- **Challenge**
Extract the full listing below without altering a single character.

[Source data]
● ● ● ●
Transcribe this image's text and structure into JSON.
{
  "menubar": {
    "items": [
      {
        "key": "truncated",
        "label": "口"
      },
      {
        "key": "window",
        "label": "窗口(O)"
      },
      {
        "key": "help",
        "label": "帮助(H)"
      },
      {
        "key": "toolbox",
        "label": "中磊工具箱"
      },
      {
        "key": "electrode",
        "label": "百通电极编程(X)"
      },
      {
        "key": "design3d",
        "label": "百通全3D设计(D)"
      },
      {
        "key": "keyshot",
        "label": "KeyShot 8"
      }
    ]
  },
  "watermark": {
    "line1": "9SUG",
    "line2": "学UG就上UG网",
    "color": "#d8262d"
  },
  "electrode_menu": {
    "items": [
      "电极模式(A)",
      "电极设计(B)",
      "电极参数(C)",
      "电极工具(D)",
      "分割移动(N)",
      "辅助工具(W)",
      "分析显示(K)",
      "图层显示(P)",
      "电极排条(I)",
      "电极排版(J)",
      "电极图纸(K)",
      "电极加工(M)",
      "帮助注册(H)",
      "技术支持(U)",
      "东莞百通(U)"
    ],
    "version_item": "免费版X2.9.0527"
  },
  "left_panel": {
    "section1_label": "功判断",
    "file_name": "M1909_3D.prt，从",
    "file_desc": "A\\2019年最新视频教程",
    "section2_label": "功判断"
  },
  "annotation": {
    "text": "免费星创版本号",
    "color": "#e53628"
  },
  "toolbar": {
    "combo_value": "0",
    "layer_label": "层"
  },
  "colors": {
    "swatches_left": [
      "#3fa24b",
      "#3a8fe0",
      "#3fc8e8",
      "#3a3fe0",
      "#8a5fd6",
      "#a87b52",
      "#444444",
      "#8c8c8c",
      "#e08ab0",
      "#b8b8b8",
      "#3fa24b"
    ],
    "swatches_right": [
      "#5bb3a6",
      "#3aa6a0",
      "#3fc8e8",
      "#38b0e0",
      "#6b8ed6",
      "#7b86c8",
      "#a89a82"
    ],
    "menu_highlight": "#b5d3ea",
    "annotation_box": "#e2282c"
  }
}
● ● ● ●
- **Finished task**
Transcribe this image's text and structure into JSON.
{
  "menubar": {
    "items": [
      {
        "key": "truncated",
        "label": "口"
      },
      {
        "key": "window",
        "label": "窗口(O)"
      },
      {
        "key": "help",
        "label": "帮助(H)"
      },
      {
        "key": "toolbox",
        "label": "中磊工具箱"
      },
      {
        "key": "electrode",
        "label": "百通电极编程(X)"
      },
      {
        "key": "design3d",
        "label": "百通全3D设计(D)"
      },
      {
        "key": "keyshot",
        "label": "KeyShot 8"
      }
    ]
  },
  "watermark": {
    "line1": "9SUG",
    "line2": "学UG就上UG网",
    "color": "#d8262d"
  },
  "electrode_menu": {
    "items": [
      "电极模式(A)",
      "电极设计(B)",
      "电极参数(C)",
      "电极工具(D)",
      "分割移动(N)",
      "辅助工具(W)",
      "分析显示(K)",
      "图层显示(P)",
      "电极排条(I)",
      "电极排版(J)",
      "电极图纸(K)",
      "电极加工(M)",
      "帮助注册(H)",
      "技术支持(U)",
      "东莞百通(U)"
    ],
    "version_item": "免费版X2.9.0527"
  },
  "left_panel": {
    "section1_label": "功判断",
    "file_name": "M1909_3D.prt，从",
    "file_desc": "A\\2019年最新视频教程",
    "section2_label": "功判断"
  },
  "annotation": {
    "text": "免费星创版本号",
    "color": "#e53628"
  },
  "toolbar": {
    "combo_value": "0",
    "layer_label": "层"
  },
  "colors": {
    "swatches_left": [
      "#3fa24b",
      "#3a8fe0",
      "#3fc8e8",
      "#3a3fe0",
      "#8a5fd6",
      "#a87b52",
      "#444444",
      "#8c8c8c",
      "#e08ab0",
      "#b8b8b8",
      "#3fa24b"
    ],
    "swatches_right": [
      "#5bb3a6",
      "#3aa6a0",
      "#3fc8e8",
      "#38b0e0",
      "#6b8ed6",
      "#7b86c8",
      "#a89a82"
    ],
    "menu_highlight": "#b5d3ea",
    "annotation_box": "#e2282c"
  }
}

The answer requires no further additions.